### Exercise prompt
Among the entries, which lines carry the string "JSON"? Copy each of them.

* Begin Record list *

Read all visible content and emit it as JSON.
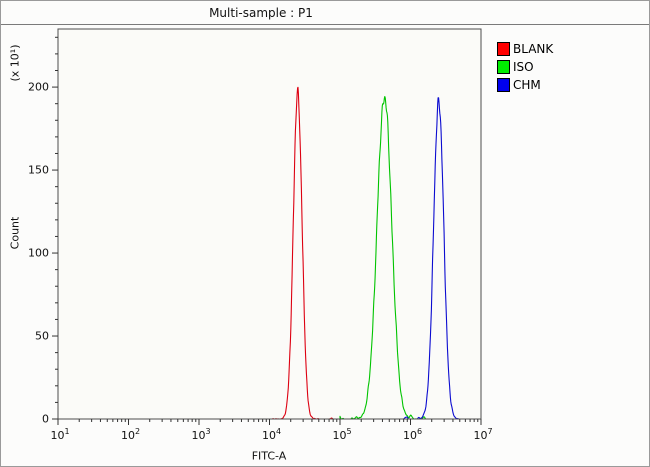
{
  "chart_data": {
    "type": "line",
    "title": "Multi-sample : P1",
    "xlabel": "FITC-A",
    "ylabel": "Count",
    "y_axis_multiplier": "(x 10¹)",
    "x_scale": "log10",
    "x_log_range": [
      1,
      7
    ],
    "ylim": [
      0,
      235
    ],
    "y_major_ticks": [
      0,
      50,
      100,
      150,
      200
    ],
    "y_minor_step": 10,
    "x_tick_base": "10",
    "x_tick_exponents": [
      1,
      2,
      3,
      4,
      5,
      6,
      7
    ],
    "grid": false,
    "legend": {
      "position": "top-right",
      "entries": [
        {
          "label": "BLANK",
          "color": "#ff0000"
        },
        {
          "label": "ISO",
          "color": "#00ee00"
        },
        {
          "label": "CHM",
          "color": "#0000ee"
        }
      ]
    },
    "series": [
      {
        "name": "BLANK",
        "color": "#dd0011",
        "peak": {
          "log10_center": 4.4,
          "center_value": 25000,
          "sigma_log10": 0.062,
          "height": 197
        },
        "baseline": {
          "from_log10": 4.05,
          "to_log10": 4.9,
          "noise": 0.4
        }
      },
      {
        "name": "ISO",
        "color": "#00c400",
        "peak": {
          "log10_center": 5.63,
          "center_value": 430000,
          "sigma_log10": 0.105,
          "height": 194
        },
        "baseline": {
          "from_log10": 5.0,
          "to_log10": 6.22,
          "noise": 2.0
        }
      },
      {
        "name": "CHM",
        "color": "#0b0bd0",
        "peak": {
          "log10_center": 6.4,
          "center_value": 2500000,
          "sigma_log10": 0.072,
          "height": 192
        },
        "baseline": {
          "from_log10": 5.9,
          "to_log10": 6.7,
          "noise": 1.3
        }
      }
    ]
  }
}
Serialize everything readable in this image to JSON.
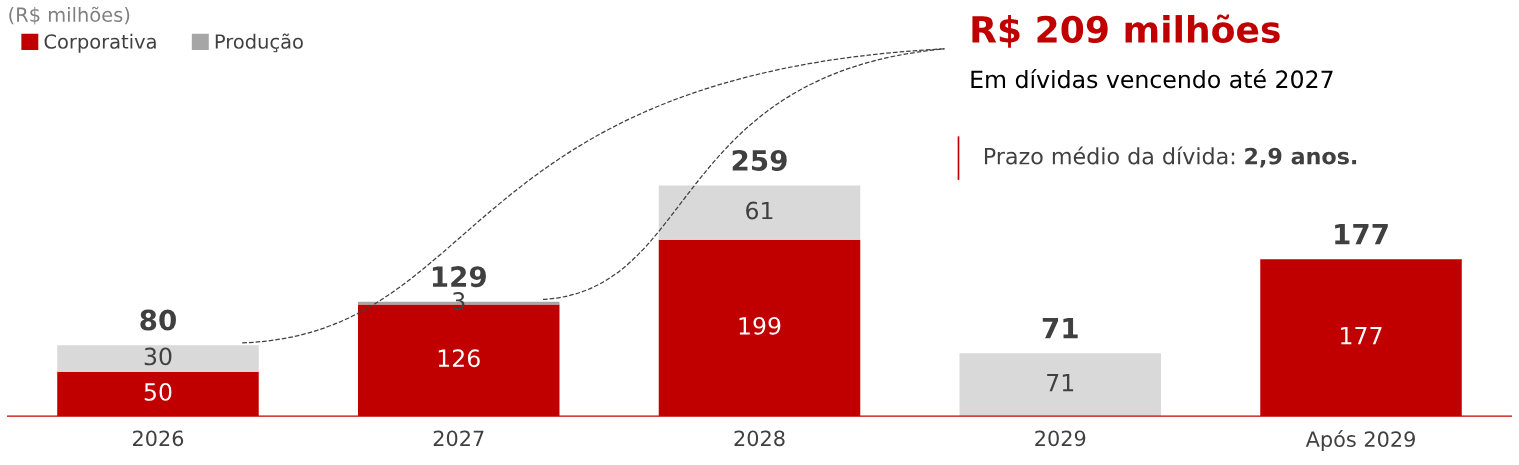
{
  "chart_data": {
    "type": "bar",
    "subtitle": "(R$ milhões)",
    "categories": [
      "2026",
      "2027",
      "2028",
      "2029",
      "Após 2029"
    ],
    "stacked": true,
    "series": [
      {
        "name": "Corporativa",
        "color": "#c00000",
        "values": [
          50,
          126,
          199,
          null,
          177
        ],
        "value_labels": [
          "50",
          "126",
          "199",
          null,
          "177"
        ]
      },
      {
        "name": "Produção",
        "color": "#a6a6a6",
        "values": [
          null,
          3,
          null,
          null,
          null
        ],
        "value_labels": [
          null,
          "3",
          null,
          null,
          null
        ]
      },
      {
        "color": "#d9d9d9",
        "values": [
          30,
          null,
          61,
          71,
          null
        ],
        "value_labels": [
          "30",
          null,
          "61",
          "71",
          null
        ]
      }
    ],
    "totals": [
      "80",
      "129",
      "259",
      "71",
      "177"
    ],
    "annotations": [
      "R$ 209 milhões",
      "Em dívidas vencendo até 2027",
      "Prazo médio da dívida:",
      "2,9 anos."
    ],
    "legend": "top left",
    "grid": false
  }
}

* End Record list *

### Result for this task
Read all visible content and emit it as JSON.
Serialize everything readable in this image to JSON.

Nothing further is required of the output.